╭─ GIVEN DATA

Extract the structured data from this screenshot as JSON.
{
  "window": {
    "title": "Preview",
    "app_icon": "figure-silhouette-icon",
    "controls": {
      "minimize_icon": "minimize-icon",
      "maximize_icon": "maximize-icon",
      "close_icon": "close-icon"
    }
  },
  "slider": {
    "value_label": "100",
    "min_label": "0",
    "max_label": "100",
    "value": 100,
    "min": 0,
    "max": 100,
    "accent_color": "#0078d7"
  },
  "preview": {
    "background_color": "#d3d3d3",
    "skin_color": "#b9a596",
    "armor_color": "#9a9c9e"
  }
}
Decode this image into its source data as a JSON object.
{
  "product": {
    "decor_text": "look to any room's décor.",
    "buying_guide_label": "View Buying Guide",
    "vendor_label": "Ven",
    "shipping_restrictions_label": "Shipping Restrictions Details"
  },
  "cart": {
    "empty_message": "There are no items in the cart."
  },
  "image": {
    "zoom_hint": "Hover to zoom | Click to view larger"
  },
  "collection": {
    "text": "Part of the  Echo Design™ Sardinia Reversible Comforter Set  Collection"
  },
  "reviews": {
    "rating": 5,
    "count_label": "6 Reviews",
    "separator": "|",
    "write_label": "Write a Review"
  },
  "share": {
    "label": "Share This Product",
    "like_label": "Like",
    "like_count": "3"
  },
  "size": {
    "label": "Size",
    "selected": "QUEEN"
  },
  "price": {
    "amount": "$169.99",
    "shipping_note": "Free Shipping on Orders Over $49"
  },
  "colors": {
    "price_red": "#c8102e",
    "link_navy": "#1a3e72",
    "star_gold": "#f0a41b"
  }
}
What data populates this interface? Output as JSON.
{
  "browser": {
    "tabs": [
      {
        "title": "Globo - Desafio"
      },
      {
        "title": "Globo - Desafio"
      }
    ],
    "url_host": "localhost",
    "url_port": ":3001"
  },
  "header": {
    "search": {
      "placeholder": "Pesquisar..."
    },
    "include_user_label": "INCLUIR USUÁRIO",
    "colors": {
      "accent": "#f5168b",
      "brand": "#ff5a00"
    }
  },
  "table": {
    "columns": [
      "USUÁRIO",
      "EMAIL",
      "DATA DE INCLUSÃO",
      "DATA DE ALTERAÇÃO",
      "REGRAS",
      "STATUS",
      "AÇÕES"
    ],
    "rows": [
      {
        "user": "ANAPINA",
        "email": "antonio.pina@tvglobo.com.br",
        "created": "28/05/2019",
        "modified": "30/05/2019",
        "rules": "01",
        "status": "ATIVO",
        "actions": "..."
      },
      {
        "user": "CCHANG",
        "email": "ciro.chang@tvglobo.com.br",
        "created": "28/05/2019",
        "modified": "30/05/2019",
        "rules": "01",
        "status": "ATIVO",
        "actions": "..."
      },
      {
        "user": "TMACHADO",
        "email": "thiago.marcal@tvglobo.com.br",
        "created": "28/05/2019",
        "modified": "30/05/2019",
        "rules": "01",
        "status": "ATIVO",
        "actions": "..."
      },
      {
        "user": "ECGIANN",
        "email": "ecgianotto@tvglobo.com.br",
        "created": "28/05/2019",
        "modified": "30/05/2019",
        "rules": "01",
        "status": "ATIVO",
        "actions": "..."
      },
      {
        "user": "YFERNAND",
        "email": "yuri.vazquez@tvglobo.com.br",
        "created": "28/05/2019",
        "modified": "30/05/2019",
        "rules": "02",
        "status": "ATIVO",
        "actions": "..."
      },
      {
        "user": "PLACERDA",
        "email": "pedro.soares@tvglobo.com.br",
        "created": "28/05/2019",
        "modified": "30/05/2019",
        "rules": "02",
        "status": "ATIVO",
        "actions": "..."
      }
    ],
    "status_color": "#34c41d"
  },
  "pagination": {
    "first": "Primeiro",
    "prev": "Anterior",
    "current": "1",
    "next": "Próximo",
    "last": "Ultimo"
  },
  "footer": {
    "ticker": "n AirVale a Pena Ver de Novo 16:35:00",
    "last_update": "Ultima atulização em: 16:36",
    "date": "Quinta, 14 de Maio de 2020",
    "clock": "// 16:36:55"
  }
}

╰─

Extract every line containing the string "USUÁRIO" from the data above.

    "include_user_label": "INCLUIR USUÁRIO",
      "USUÁRIO",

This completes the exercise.